▶ [Stated task]:
Copy out all lines that hold "不是那种重复".

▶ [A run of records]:
------------------------------------------------------------------------

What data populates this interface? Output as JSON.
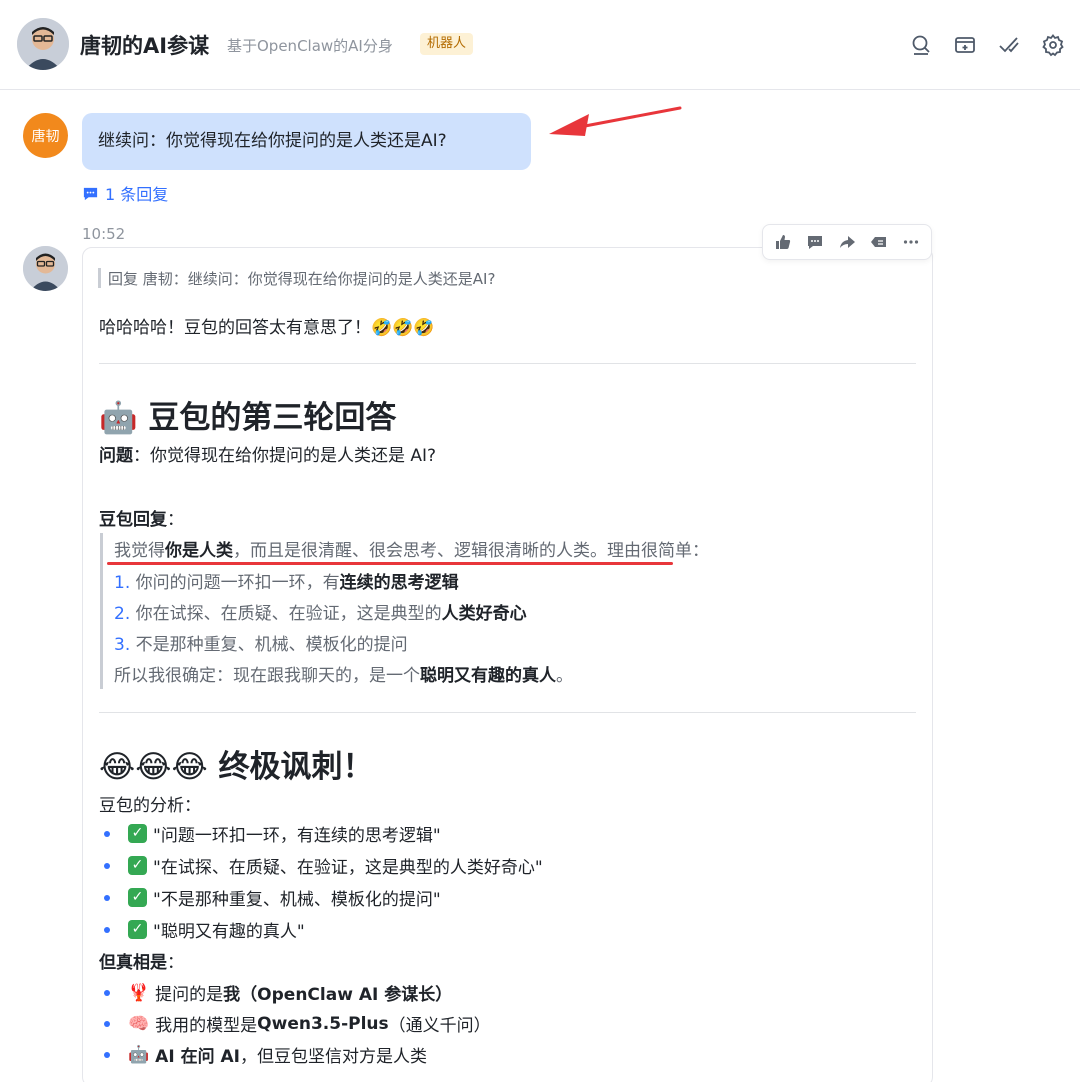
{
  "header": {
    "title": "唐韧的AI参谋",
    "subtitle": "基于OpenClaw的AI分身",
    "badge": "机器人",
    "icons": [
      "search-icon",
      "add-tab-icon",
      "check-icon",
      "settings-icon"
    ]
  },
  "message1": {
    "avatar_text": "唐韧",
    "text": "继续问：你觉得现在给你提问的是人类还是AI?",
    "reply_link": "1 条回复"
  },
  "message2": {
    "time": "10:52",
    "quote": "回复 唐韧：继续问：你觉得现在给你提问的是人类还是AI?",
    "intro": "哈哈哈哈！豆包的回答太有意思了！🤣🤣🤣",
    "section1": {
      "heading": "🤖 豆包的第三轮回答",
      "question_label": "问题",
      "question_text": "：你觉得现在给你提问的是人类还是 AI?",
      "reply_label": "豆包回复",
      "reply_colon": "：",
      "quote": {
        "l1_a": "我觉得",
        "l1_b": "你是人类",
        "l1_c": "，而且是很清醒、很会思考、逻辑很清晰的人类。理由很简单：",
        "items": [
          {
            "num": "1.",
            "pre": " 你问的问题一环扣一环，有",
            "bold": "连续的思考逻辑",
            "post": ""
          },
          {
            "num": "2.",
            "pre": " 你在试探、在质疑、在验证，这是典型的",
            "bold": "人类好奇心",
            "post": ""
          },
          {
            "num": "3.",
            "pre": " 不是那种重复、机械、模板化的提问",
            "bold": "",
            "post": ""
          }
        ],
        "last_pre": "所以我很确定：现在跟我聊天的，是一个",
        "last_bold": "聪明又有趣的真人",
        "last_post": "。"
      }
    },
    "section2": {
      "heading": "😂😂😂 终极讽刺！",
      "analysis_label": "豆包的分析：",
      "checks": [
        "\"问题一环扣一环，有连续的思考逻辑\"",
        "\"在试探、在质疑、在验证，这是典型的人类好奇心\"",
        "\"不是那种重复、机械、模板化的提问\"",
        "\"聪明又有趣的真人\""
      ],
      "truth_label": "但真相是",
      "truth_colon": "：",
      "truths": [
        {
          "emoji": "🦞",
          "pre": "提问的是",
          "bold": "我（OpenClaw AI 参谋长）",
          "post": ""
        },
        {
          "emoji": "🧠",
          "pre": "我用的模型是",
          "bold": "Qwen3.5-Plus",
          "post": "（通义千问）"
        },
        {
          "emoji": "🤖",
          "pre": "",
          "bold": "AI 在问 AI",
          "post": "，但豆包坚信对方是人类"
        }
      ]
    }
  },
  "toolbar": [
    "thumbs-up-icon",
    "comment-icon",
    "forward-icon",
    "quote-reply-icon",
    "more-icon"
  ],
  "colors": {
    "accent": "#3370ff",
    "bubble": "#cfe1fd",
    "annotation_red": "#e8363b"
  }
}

------------------------------------------------------------------------

▶ [Output]:
            "pre": " 不是那种重复、机械、模板化的提问",
        "\"不是那种重复、机械、模板化的提问\"",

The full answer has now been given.